- _Written instruction_
Only the lines holding the string "каждому" are needed. Copy each one.

Items from a dataset
========================================
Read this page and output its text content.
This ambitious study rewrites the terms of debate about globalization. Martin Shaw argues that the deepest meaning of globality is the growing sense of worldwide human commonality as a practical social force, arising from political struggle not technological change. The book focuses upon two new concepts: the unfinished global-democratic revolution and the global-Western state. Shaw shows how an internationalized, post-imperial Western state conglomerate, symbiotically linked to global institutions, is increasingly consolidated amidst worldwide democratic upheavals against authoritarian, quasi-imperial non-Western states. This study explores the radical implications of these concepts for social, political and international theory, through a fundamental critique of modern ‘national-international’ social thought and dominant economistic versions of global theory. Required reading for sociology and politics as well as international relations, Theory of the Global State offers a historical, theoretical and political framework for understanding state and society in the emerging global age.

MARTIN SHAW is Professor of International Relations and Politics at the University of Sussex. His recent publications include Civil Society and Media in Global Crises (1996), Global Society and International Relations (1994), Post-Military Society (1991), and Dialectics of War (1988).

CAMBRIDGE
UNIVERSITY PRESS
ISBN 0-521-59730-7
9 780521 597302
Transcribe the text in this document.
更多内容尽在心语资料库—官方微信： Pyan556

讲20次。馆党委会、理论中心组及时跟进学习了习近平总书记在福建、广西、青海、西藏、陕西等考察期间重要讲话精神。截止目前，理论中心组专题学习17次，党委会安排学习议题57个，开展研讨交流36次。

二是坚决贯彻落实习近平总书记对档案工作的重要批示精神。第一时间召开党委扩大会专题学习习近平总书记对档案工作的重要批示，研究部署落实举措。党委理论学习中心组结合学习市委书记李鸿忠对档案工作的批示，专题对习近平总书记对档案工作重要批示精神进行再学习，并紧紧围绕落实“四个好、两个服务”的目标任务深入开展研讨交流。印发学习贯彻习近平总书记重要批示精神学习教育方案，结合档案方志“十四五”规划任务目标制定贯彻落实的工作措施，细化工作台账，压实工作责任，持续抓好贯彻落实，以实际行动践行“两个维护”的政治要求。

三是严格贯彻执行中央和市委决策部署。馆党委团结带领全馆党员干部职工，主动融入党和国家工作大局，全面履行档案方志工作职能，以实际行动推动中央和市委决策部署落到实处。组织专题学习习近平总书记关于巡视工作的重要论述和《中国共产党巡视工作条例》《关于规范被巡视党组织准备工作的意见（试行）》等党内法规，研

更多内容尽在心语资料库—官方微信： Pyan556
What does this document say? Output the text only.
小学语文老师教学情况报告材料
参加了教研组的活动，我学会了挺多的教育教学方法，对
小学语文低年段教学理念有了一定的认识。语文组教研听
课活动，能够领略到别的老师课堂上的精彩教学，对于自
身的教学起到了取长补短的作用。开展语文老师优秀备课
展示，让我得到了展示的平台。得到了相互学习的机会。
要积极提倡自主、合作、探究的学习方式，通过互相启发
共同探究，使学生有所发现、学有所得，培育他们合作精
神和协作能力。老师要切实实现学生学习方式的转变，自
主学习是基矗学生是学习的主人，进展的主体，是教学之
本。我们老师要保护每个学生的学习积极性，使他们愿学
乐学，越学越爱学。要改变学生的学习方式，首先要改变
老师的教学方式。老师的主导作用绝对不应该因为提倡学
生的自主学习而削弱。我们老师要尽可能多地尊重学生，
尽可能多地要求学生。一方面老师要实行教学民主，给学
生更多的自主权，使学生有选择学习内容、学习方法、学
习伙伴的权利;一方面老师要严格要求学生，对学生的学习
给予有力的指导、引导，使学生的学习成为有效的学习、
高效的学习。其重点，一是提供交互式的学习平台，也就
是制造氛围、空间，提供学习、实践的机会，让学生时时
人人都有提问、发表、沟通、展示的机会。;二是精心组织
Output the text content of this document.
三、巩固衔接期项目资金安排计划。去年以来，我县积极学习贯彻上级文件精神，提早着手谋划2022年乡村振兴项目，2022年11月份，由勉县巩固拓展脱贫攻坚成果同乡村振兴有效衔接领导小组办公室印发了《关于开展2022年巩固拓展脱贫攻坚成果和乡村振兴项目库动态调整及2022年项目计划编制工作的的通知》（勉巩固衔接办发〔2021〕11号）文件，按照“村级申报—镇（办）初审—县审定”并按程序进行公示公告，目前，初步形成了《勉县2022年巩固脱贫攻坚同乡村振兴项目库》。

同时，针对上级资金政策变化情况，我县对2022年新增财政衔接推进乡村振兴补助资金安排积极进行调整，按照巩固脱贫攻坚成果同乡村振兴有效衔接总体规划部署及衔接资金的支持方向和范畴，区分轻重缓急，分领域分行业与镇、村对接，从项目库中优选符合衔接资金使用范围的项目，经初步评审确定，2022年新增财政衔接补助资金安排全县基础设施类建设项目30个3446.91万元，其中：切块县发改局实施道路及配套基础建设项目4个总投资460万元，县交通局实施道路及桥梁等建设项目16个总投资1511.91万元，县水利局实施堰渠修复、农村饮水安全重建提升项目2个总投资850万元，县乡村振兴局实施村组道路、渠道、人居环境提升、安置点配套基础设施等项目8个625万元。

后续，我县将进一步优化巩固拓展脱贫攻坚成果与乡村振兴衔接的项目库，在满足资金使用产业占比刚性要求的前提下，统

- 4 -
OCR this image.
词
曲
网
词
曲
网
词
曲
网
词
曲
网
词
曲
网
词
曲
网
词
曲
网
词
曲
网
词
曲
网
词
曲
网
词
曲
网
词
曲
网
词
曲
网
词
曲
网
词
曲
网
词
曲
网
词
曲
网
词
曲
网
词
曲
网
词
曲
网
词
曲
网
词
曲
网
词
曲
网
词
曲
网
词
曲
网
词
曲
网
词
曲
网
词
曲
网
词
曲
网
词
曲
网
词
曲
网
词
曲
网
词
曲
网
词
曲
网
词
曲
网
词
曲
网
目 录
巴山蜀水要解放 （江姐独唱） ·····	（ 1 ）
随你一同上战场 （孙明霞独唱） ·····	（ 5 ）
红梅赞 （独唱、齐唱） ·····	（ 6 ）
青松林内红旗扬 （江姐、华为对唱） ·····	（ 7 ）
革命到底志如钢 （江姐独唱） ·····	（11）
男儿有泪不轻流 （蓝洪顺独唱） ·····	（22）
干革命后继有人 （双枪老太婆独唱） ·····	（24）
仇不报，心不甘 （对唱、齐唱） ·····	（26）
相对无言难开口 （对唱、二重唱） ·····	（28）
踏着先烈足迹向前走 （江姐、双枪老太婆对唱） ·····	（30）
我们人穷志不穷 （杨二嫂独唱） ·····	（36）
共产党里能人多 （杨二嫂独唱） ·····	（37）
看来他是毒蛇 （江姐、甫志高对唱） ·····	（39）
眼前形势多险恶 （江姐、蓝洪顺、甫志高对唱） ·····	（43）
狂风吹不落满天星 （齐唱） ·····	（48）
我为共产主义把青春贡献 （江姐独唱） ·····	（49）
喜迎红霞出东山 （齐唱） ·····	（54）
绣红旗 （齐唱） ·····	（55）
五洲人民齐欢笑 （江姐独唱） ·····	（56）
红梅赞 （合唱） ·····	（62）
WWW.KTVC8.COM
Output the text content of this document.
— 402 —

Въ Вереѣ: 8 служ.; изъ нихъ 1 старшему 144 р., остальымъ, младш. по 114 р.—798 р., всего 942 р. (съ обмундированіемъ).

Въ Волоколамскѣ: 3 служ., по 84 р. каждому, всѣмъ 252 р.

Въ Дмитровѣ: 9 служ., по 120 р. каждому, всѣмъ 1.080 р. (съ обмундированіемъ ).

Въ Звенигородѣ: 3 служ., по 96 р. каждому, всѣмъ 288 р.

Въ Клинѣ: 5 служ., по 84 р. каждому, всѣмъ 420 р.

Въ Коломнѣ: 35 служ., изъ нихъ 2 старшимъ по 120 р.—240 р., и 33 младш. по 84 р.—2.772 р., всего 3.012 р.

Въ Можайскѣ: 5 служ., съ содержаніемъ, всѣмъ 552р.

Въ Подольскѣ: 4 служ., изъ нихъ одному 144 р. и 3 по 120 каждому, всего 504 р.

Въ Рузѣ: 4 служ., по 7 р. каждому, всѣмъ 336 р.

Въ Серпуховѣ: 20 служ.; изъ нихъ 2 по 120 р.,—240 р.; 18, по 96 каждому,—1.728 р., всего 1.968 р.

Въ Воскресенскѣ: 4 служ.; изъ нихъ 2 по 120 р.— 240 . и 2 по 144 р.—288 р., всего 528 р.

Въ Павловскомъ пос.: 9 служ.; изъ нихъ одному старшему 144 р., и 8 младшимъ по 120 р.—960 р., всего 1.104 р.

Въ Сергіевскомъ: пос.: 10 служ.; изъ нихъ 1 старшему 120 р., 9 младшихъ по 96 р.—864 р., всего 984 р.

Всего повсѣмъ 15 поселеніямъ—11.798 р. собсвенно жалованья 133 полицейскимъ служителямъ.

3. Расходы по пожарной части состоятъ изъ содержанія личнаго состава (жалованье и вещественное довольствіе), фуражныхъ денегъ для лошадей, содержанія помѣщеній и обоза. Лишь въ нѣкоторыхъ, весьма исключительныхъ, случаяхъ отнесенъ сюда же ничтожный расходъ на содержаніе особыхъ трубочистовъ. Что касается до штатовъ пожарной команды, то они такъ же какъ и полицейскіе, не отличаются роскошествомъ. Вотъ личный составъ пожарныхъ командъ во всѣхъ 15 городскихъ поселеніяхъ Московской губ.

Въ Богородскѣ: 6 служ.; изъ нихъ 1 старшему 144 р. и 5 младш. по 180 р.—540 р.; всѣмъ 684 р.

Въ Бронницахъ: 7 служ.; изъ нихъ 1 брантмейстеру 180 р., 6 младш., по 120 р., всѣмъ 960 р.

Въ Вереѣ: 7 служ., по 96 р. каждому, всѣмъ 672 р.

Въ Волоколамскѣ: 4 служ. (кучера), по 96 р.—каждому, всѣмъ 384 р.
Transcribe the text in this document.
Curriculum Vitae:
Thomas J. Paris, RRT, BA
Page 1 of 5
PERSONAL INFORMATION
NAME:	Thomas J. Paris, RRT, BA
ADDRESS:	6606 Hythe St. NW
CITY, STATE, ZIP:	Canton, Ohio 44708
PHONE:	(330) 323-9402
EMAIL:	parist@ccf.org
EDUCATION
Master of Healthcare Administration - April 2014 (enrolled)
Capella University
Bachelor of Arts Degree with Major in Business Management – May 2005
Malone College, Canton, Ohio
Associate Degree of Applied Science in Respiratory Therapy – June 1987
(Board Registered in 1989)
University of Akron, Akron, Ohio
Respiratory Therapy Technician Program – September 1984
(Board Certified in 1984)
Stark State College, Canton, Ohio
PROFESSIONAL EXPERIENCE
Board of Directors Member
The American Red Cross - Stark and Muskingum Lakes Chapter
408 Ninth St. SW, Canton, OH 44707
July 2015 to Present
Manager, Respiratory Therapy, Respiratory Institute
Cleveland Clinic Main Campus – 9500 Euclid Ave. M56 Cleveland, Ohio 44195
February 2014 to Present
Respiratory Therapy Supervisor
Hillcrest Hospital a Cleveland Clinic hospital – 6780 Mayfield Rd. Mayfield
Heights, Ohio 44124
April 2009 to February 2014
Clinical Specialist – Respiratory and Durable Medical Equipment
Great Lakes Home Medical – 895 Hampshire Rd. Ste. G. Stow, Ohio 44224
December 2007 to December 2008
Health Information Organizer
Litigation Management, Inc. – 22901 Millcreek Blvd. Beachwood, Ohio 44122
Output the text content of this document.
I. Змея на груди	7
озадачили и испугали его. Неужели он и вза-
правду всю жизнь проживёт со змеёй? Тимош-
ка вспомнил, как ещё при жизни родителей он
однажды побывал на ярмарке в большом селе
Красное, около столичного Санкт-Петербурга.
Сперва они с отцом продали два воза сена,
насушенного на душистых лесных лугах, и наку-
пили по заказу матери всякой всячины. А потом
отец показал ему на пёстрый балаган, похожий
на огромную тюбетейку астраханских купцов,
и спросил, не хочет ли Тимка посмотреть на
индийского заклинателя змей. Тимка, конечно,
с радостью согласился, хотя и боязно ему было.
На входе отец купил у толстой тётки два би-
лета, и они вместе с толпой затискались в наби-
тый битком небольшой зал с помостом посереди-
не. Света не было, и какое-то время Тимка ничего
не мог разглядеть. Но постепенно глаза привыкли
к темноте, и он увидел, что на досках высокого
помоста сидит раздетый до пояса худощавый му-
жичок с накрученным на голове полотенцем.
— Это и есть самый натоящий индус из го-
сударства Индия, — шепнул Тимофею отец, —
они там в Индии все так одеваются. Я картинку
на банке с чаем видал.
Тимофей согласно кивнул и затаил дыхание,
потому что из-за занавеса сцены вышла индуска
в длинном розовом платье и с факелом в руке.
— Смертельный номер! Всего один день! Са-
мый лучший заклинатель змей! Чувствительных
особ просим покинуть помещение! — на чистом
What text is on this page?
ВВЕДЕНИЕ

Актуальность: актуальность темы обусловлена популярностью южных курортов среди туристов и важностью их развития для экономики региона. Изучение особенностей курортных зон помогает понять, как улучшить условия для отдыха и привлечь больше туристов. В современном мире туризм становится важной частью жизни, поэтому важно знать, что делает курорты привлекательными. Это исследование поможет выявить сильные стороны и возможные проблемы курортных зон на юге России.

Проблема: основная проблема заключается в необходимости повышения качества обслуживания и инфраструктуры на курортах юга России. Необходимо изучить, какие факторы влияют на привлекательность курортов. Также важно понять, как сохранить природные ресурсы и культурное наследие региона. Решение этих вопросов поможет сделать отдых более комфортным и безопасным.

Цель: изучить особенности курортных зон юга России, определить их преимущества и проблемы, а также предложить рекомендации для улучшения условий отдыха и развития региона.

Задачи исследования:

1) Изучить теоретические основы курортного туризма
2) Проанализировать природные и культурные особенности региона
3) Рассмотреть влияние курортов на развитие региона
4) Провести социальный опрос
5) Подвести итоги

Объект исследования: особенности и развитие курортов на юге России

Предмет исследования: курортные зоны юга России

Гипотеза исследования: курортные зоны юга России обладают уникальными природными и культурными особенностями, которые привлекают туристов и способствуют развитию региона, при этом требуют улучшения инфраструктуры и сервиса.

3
========================================
- _Output of the task_
Въ Волоколамскѣ: 3 служ., по 84 р. каждому, всѣмъ 252 р.
Въ Дмитровѣ: 9 служ., по 120 р. каждому, всѣмъ 1.080 р. (съ обмундированіемъ ).
Въ Звенигородѣ: 3 служ., по 96 р. каждому, всѣмъ 288 р.
Въ Клинѣ: 5 служ., по 84 р. каждому, всѣмъ 420 р.
Въ Подольскѣ: 4 служ., изъ нихъ одному 144 р. и 3 по 120 каждому, всего 504 р.
Въ Рузѣ: 4 служ., по 7 р. каждому, всѣмъ 336 р.
Въ Серпуховѣ: 20 служ.; изъ нихъ 2 по 120 р.,—240 р.; 18, по 96 каждому,—1.728 р., всего 1.968 р.
Въ Вереѣ: 7 служ., по 96 р. каждому, всѣмъ 672 р.
Въ Волоколамскѣ: 4 служ. (кучера), по 96 р.—каждому, всѣмъ 384 р.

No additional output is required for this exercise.